### Written problem
Search the listing for the string "cases" and copy every line that contains it.

─── Given records ───

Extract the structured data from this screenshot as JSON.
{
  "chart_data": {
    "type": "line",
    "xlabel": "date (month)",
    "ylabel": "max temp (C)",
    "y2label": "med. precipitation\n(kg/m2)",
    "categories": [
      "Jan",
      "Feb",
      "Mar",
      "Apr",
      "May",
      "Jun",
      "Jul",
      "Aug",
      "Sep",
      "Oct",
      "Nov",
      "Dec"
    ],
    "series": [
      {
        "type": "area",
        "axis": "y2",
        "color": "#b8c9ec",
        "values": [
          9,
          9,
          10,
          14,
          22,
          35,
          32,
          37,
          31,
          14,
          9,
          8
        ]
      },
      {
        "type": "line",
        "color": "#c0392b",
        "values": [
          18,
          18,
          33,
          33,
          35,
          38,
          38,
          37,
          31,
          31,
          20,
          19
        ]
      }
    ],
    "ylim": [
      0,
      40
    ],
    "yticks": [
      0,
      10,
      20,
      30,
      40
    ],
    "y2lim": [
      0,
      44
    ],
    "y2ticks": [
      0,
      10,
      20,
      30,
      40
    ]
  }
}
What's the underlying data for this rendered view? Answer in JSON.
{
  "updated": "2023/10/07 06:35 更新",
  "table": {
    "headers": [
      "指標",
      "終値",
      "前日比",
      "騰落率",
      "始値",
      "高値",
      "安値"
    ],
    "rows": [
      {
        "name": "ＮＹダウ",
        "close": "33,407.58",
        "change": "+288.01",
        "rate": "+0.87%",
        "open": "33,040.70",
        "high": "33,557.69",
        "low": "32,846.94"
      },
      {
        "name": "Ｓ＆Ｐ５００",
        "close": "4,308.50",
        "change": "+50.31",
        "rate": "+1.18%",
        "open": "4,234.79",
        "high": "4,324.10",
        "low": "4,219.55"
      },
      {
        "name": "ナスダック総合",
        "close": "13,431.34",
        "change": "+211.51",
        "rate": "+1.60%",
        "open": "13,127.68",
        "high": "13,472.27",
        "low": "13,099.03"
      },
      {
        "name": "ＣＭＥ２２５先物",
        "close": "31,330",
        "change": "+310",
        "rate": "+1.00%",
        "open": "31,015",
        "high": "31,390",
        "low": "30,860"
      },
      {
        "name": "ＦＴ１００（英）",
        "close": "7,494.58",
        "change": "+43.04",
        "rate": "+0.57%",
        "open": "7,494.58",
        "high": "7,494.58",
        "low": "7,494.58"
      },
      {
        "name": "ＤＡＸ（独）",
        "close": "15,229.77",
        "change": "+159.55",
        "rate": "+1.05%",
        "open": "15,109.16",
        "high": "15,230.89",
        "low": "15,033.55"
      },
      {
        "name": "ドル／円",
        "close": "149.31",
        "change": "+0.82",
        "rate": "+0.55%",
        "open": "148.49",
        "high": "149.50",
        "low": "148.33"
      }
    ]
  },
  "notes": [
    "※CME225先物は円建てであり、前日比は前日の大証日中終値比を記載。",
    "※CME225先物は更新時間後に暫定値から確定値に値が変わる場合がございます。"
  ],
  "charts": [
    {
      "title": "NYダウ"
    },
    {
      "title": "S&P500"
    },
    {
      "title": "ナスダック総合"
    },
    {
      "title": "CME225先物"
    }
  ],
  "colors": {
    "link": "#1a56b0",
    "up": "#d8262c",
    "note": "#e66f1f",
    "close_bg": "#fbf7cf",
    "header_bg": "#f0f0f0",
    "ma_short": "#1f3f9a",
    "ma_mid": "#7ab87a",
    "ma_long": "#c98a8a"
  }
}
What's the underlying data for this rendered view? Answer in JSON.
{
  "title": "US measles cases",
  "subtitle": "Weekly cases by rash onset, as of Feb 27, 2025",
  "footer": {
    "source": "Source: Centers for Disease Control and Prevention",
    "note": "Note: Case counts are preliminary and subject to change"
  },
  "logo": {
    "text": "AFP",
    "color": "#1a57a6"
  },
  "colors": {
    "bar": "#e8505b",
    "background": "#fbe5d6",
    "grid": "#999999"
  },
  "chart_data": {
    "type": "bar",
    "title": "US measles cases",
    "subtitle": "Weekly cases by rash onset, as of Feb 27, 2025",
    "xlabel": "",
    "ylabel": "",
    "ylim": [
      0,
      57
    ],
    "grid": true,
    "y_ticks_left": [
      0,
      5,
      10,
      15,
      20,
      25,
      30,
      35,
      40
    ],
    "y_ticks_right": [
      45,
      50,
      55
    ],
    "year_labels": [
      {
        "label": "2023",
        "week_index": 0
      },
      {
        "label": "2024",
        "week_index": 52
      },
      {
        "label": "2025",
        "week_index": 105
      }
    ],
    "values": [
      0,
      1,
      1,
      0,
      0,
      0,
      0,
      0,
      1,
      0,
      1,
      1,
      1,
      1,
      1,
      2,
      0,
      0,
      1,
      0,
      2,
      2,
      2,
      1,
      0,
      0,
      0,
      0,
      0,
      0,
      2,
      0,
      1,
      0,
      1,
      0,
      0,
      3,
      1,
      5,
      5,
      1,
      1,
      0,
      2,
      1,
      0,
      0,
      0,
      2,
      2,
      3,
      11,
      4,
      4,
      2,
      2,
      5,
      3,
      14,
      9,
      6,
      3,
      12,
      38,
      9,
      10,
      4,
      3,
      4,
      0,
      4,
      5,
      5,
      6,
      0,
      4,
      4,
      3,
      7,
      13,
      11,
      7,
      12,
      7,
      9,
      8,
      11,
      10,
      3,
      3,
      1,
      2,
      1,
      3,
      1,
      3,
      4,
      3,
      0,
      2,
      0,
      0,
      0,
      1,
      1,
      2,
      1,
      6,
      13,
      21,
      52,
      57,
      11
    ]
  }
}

───

### Task output
  "title": "US measles cases",
  "subtitle": "Weekly cases by rash onset, as of Feb 27, 2025",
    "title": "US measles cases",
    "subtitle": "Weekly cases by rash onset, as of Feb 27, 2025",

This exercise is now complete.